• [Short task]: Print out the entries below with no edits.

• [Material for this exercise]:
****************************************

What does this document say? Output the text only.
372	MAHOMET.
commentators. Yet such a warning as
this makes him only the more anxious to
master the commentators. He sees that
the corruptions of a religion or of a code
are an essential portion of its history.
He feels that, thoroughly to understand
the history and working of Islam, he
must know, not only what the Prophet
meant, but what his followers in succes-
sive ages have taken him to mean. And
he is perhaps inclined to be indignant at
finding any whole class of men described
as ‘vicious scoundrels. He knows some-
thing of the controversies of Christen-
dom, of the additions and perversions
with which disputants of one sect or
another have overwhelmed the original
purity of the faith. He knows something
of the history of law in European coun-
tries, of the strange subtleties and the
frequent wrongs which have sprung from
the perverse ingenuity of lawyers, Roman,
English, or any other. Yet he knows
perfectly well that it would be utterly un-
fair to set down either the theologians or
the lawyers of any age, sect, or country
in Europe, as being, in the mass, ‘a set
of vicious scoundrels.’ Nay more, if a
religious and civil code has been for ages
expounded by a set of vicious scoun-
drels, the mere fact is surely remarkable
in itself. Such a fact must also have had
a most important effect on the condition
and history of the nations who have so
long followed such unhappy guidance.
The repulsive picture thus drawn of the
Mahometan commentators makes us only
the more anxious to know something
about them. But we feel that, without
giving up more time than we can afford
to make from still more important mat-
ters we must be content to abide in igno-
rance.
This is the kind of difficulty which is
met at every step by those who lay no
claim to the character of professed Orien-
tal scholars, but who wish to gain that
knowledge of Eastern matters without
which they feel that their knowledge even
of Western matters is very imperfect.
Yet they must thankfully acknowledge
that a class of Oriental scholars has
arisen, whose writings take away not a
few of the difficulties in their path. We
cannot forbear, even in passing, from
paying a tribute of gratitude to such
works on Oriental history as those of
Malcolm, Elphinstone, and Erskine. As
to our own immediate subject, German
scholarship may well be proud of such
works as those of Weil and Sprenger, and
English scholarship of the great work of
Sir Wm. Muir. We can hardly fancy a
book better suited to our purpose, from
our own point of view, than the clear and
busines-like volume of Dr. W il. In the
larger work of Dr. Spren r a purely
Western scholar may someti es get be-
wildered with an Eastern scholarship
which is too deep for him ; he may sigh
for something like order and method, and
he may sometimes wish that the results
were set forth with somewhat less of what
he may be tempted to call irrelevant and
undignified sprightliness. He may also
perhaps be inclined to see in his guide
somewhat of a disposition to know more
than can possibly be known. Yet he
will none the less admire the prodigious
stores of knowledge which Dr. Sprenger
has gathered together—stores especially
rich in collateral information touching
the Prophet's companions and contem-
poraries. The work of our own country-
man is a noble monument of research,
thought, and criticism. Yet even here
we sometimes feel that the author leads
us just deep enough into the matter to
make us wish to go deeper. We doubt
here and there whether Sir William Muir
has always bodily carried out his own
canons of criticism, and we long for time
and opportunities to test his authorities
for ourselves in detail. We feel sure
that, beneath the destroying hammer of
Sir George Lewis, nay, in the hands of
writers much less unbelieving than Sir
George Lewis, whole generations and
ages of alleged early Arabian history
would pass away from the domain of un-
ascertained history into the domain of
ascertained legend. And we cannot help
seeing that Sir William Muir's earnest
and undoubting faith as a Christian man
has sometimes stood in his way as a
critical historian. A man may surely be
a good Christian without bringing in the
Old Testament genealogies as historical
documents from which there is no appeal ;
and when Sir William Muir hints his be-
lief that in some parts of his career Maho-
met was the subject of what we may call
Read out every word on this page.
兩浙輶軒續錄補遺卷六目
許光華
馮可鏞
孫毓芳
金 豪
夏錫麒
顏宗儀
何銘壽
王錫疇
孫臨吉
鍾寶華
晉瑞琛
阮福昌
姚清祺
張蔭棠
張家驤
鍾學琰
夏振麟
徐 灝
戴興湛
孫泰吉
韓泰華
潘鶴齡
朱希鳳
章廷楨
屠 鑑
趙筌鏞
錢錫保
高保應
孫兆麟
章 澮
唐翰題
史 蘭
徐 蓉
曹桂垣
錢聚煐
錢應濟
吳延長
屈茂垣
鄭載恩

****************************************

• [Full response]:
What does this document say? Output the text only.
372	MAHOMET.
commentators. Yet such a warning as
this makes him only the more anxious to
master the commentators. He sees that
the corruptions of a religion or of a code
are an essential portion of its history.
He feels that, thoroughly to understand
the history and working of Islam, he
must know, not only what the Prophet
meant, but what his followers in succes-
sive ages have taken him to mean. And
he is perhaps inclined to be indignant at
finding any whole class of men described
as ‘vicious scoundrels. He knows some-
thing of the controversies of Christen-
dom, of the additions and perversions
with which disputants of one sect or
another have overwhelmed the original
purity of the faith. He knows something
of the history of law in European coun-
tries, of the strange subtleties and the
frequent wrongs which have sprung from
the perverse ingenuity of lawyers, Roman,
English, or any other. Yet he knows
perfectly well that it would be utterly un-
fair to set down either the theologians or
the lawyers of any age, sect, or country
in Europe, as being, in the mass, ‘a set
of vicious scoundrels.’ Nay more, if a
religious and civil code has been for ages
expounded by a set of vicious scoun-
drels, the mere fact is surely remarkable
in itself. Such a fact must also have had
a most important effect on the condition
and history of the nations who have so
long followed such unhappy guidance.
The repulsive picture thus drawn of the
Mahometan commentators makes us only
the more anxious to know something
about them. But we feel that, without
giving up more time than we can afford
to make from still more important mat-
ters we must be content to abide in igno-
rance.
This is the kind of difficulty which is
met at every step by those who lay no
claim to the character of professed Orien-
tal scholars, but who wish to gain that
knowledge of Eastern matters without
which they feel that their knowledge even
of Western matters is very imperfect.
Yet they must thankfully acknowledge
that a class of Oriental scholars has
arisen, whose writings take away not a
few of the difficulties in their path. We
cannot forbear, even in passing, from
paying a tribute of gratitude to such
works on Oriental history as those of
Malcolm, Elphinstone, and Erskine. As
to our own immediate subject, German
scholarship may well be proud of such
works as those of Weil and Sprenger, and
English scholarship of the great work of
Sir Wm. Muir. We can hardly fancy a
book better suited to our purpose, from
our own point of view, than the clear and
busines-like volume of Dr. W il. In the
larger work of Dr. Spren r a purely
Western scholar may someti es get be-
wildered with an Eastern scholarship
which is too deep for him ; he may sigh
for something like order and method, and
he may sometimes wish that the results
were set forth with somewhat less of what
he may be tempted to call irrelevant and
undignified sprightliness. He may also
perhaps be inclined to see in his guide
somewhat of a disposition to know more
than can possibly be known. Yet he
will none the less admire the prodigious
stores of knowledge which Dr. Sprenger
has gathered together—stores especially
rich in collateral information touching
the Prophet's companions and contem-
poraries. The work of our own country-
man is a noble monument of research,
thought, and criticism. Yet even here
we sometimes feel that the author leads
us just deep enough into the matter to
make us wish to go deeper. We doubt
here and there whether Sir William Muir
has always bodily carried out his own
canons of criticism, and we long for time
and opportunities to test his authorities
for ourselves in detail. We feel sure
that, beneath the destroying hammer of
Sir George Lewis, nay, in the hands of
writers much less unbelieving than Sir
George Lewis, whole generations and
ages of alleged early Arabian history
would pass away from the domain of un-
ascertained history into the domain of
ascertained legend. And we cannot help
seeing that Sir William Muir's earnest
and undoubting faith as a Christian man
has sometimes stood in his way as a
critical historian. A man may surely be
a good Christian without bringing in the
Old Testament genealogies as historical
documents from which there is no appeal ;
and when Sir William Muir hints his be-
lief that in some parts of his career Maho-
met was the subject of what we may call
Read out every word on this page.
兩浙輶軒續錄補遺卷六目
許光華
馮可鏞
孫毓芳
金 豪
夏錫麒
顏宗儀
何銘壽
王錫疇
孫臨吉
鍾寶華
晉瑞琛
阮福昌
姚清祺
張蔭棠
張家驤
鍾學琰
夏振麟
徐 灝
戴興湛
孫泰吉
韓泰華
潘鶴齡
朱希鳳
章廷楨
屠 鑑
趙筌鏞
錢錫保
高保應
孫兆麟
章 澮
唐翰題
史 蘭
徐 蓉
曹桂垣
錢聚煐
錢應濟
吳延長
屈茂垣
鄭載恩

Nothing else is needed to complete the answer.